■ Problems:
[a] Answer these questions about the eProsima performance testing page:
(i) Who carried out the performance testing?
(ii) Which operating system did the test computer run?
(iii) Why is round-trip delay time used more often than one-way latency?
[b] Rewrite the passage of the eProsima performance testing page from "The following performance" up to and including "a single point.", substituting "a single server" for "one computer".
[c] For each statement, say whether it agrees with the eProsima performance testing page, and quote the words that decide it:
(i) The page was last updated in March 2021.
(ii) The experiments were run on several computers.
(iii) The test machine ran Linux 5.4.0-53-generic.

■ Selected excerpt:
* * *
•  
  •  

Updated 26th of February 2021

This performance testing, carried out by eProsima, focuses on latency and throughput.

  1. Test environment
  2. Latency
    1. Latency perfromance for different delivery mechanisms
      1. Intra-process Delivery
      2. Inter-process Shared Memory
      3. UDP Transport
  3. Throughput
    1. Throughput perfromance for different delivery mechanisms
      1. Intra-process Delivery
      2. Inter-process Shared Memory
      3. UDP Transport
  4. Conclusion

Test environment

The following performance experiments were performed using one computer with the following characteristics:

  • PowerEdge R330 e34s
  • Linux 5.4.0-53-generic
  • OS: Ubuntu 20.04.1 LTS

Latency

Latency is usually defined as the amount of time that it takes for a message to traverse a system. In packet-based networking, latency is usually measured either as one-way latency (the time from the source sending the packet to the destination receiving it), or as the round-trip delay time (the time from source to destination plus the time from the destination back to the source). The latter is more often used since it can be measured from a single point.
* * *
■ Supplied entries:
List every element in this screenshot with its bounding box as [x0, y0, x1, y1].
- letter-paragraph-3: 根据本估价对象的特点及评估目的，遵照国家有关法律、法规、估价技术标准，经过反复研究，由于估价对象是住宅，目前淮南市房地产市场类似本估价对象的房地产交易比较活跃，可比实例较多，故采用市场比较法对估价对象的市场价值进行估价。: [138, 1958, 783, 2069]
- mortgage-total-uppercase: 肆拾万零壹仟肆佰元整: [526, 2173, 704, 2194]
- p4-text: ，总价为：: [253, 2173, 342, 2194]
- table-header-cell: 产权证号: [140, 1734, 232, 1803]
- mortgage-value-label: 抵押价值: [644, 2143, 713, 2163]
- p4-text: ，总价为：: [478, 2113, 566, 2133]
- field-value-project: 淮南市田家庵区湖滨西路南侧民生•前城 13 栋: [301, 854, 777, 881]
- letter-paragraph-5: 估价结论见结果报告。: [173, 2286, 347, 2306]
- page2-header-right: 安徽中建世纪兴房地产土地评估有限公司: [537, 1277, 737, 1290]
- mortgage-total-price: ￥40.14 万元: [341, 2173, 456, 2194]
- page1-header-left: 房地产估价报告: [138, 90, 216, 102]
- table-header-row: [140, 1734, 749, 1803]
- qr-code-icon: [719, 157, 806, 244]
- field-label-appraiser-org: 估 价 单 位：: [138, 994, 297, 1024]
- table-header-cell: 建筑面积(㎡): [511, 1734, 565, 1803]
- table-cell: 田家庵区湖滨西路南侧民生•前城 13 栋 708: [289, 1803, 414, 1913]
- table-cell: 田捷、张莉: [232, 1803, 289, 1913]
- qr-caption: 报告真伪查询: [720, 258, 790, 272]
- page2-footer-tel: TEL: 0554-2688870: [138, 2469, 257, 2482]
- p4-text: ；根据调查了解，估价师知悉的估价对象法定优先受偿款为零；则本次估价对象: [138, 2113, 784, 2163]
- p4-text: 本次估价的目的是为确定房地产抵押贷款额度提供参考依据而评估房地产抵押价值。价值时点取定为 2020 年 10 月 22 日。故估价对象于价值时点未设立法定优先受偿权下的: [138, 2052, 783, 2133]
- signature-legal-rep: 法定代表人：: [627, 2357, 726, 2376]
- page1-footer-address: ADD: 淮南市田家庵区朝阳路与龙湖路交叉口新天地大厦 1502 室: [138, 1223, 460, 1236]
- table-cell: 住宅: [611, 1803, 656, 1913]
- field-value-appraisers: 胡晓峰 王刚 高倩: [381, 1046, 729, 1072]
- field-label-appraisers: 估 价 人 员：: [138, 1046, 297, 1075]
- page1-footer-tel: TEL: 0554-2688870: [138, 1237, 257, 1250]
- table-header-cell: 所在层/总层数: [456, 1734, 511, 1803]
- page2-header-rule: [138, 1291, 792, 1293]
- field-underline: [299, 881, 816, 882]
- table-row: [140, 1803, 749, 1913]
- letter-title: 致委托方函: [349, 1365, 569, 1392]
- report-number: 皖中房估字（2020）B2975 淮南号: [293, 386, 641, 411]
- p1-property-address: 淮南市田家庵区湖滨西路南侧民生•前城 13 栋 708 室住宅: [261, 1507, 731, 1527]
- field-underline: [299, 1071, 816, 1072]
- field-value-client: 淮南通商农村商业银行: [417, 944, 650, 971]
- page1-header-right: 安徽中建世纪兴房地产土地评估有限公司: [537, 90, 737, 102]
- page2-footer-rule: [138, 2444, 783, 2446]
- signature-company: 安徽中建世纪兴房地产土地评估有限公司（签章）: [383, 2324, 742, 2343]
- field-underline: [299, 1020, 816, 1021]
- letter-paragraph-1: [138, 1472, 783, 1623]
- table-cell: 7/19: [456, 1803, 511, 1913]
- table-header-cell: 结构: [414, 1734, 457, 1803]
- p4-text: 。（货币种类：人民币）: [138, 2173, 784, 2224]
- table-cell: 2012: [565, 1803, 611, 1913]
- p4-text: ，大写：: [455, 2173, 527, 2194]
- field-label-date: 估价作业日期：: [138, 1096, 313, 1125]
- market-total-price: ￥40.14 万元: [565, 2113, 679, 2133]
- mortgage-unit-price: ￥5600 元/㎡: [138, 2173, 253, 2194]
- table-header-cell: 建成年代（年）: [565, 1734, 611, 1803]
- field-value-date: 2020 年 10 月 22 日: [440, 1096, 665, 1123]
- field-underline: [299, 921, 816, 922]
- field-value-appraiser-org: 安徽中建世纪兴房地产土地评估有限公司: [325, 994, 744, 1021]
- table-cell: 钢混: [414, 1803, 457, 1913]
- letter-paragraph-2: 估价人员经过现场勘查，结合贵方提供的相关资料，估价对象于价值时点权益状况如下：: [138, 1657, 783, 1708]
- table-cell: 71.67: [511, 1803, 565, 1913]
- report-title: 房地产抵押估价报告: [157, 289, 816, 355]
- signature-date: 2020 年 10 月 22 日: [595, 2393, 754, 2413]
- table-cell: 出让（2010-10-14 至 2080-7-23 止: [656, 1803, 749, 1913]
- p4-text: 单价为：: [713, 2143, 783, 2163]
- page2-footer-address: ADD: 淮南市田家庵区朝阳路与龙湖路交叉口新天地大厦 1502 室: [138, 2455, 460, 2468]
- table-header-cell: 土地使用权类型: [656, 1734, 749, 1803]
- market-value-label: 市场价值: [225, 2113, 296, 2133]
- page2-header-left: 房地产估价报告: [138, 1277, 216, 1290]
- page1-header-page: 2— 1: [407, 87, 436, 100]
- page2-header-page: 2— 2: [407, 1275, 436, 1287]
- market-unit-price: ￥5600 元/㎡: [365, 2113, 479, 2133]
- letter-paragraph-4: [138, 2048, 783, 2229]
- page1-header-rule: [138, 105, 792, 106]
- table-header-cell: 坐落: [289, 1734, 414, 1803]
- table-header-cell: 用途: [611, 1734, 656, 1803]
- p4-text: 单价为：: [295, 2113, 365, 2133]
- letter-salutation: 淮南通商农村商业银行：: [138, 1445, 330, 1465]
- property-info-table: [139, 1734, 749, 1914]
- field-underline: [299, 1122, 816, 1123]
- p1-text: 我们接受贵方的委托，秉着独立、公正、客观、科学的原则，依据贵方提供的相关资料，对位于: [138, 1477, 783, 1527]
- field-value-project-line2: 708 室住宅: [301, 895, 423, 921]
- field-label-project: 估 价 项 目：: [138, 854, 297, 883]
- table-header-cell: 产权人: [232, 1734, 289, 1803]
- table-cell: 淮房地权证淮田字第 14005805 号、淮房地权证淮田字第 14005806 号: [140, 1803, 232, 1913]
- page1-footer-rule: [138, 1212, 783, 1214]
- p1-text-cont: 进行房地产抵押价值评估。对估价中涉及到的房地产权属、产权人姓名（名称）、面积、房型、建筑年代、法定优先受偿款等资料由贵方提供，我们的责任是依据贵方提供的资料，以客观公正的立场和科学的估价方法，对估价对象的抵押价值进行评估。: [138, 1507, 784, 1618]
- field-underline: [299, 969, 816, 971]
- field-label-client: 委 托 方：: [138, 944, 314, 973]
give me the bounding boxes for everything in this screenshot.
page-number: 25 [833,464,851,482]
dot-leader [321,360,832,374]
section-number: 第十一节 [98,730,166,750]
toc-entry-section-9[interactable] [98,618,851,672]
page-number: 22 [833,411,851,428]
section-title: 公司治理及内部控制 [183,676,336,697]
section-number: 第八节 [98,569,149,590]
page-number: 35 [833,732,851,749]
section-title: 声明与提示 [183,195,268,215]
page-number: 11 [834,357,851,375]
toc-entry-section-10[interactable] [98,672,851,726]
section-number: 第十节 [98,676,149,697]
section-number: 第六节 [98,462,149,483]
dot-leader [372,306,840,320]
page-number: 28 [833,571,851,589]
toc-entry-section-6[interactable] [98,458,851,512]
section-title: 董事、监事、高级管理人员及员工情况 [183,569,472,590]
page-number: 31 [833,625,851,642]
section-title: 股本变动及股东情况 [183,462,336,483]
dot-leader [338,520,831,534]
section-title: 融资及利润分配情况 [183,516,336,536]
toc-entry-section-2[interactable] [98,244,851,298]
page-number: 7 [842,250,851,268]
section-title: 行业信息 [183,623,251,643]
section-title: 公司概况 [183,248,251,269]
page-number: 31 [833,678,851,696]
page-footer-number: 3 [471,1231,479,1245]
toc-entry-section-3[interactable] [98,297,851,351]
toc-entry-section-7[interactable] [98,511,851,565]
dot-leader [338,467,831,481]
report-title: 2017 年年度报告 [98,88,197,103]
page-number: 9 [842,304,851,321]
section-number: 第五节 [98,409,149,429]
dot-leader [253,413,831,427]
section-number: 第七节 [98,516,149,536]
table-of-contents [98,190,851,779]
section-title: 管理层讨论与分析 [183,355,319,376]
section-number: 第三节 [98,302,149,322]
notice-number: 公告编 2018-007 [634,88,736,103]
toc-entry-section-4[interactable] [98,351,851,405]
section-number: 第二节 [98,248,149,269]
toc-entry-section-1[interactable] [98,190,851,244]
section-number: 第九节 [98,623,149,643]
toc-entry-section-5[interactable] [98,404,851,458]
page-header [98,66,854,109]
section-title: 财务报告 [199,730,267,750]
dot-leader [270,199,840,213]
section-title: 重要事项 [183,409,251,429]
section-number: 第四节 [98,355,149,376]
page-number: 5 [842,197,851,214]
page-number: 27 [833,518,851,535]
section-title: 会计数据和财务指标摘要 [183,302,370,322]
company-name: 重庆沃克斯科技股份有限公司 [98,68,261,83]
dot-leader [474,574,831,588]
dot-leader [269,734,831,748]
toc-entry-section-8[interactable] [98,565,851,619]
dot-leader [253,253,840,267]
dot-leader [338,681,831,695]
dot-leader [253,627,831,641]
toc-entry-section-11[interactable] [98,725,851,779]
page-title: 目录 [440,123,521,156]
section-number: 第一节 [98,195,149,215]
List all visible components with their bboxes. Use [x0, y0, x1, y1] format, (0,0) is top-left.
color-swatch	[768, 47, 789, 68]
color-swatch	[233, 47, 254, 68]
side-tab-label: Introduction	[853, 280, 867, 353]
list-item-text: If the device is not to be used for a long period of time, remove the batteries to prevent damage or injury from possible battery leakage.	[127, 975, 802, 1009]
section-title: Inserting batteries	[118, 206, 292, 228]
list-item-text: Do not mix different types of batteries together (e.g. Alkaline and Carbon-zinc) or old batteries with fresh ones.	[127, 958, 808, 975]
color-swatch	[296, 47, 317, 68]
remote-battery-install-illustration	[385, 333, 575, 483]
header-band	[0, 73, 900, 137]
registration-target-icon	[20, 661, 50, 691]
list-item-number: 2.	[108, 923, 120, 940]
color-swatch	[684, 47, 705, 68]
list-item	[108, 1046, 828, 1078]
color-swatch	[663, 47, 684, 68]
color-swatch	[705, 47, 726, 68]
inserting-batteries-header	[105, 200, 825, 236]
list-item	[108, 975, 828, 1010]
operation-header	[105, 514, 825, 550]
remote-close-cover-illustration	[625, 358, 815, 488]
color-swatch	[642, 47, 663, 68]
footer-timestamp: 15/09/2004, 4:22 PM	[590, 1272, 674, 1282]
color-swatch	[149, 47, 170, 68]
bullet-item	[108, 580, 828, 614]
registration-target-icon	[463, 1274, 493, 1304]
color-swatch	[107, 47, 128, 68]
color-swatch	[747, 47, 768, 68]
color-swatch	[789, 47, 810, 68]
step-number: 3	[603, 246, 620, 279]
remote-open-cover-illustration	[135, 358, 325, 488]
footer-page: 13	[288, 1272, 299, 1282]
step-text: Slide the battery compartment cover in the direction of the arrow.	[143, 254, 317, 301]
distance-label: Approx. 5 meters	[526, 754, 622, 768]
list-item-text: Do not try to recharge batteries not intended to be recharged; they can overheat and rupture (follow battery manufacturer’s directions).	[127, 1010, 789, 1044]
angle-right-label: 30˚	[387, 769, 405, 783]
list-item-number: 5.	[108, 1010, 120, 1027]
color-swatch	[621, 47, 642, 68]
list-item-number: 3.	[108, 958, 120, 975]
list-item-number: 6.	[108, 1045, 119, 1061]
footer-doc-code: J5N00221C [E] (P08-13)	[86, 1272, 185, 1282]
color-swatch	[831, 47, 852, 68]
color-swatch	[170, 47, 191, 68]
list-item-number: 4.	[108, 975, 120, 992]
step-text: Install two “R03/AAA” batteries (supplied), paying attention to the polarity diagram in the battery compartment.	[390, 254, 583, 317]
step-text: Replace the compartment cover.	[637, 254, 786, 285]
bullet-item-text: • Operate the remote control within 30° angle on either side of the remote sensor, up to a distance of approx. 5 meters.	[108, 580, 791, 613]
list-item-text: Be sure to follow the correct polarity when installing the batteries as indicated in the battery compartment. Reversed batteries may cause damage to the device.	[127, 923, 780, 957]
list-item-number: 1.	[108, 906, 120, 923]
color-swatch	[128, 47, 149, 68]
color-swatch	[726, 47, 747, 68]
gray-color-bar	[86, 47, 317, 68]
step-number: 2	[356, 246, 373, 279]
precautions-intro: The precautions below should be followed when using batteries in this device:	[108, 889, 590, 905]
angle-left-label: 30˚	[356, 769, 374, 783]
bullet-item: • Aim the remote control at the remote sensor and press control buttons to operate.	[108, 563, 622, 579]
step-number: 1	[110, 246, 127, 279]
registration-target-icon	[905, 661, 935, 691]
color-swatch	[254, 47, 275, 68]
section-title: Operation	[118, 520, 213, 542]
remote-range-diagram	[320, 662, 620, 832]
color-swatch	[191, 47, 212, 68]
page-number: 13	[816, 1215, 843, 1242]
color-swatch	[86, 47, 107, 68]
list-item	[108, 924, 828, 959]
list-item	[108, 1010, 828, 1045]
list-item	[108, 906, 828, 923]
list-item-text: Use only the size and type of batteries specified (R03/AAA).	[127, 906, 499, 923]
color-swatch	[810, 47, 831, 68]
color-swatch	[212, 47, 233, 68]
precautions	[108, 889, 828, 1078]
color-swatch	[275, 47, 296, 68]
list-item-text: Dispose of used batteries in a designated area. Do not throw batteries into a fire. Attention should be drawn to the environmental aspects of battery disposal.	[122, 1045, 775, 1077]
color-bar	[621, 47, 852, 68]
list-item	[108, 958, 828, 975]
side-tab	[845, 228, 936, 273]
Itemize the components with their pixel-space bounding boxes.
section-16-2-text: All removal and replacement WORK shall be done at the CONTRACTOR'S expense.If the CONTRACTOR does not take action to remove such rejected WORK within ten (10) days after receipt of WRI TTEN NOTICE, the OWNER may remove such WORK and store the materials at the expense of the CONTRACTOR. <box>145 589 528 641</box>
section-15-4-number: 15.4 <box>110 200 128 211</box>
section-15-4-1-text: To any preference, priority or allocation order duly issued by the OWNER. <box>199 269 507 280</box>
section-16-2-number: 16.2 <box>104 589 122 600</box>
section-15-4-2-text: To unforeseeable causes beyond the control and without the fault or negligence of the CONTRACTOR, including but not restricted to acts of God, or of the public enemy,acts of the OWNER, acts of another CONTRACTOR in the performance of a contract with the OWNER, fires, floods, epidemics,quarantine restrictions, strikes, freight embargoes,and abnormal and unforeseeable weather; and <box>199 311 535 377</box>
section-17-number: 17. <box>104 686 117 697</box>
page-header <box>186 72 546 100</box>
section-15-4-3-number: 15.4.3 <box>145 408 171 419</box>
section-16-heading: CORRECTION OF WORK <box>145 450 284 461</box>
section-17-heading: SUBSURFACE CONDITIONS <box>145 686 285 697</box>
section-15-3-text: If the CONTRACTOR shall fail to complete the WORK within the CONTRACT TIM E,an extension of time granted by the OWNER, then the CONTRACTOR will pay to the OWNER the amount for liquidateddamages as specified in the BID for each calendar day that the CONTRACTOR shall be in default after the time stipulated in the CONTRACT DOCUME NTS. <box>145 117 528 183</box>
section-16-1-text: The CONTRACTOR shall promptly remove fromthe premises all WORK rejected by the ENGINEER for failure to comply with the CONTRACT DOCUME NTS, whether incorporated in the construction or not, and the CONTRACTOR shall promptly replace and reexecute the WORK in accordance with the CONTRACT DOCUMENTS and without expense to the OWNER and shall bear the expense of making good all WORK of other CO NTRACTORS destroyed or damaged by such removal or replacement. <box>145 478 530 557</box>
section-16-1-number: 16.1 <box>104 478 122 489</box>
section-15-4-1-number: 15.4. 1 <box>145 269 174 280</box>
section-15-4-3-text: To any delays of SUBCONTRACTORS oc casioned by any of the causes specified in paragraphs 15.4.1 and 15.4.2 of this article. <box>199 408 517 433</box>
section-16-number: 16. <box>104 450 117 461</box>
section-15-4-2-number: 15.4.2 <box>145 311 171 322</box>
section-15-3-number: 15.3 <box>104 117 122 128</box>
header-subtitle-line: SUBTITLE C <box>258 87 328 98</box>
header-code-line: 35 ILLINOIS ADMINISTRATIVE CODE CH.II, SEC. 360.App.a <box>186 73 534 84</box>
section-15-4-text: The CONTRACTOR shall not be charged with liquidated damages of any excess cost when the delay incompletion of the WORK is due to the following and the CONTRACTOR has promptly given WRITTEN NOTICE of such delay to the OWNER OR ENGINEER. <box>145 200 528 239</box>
* * *
■ Expected outputs:
[a]
(i) eProsima.
(ii) Ubuntu 20.04.1 LTS.
(iii) It can be measured from a single point.

[b]
The following performance experiments were performed using a single server with the following characteristics:

  • PowerEdge R330 e34s
  • Linux 5.4.0-53-generic
  • OS: Ubuntu 20.04.1 LTS

Latency

Latency is usually defined as the amount of time that it takes for a message to traverse a system. In packet-based networking, latency is usually measured either as one-way latency (the time from the source sending the packet to the destination receiving it), or as the round-trip delay time (the time from source to destination plus the time from the destination back to the source). The latter is more often used since it can be measured from a single point.

[c]
(i) No: "Updated 26th of February 2021"
(ii) No: "performed using one computer"
(iii) Yes: "Linux 5.4.0-53-generic"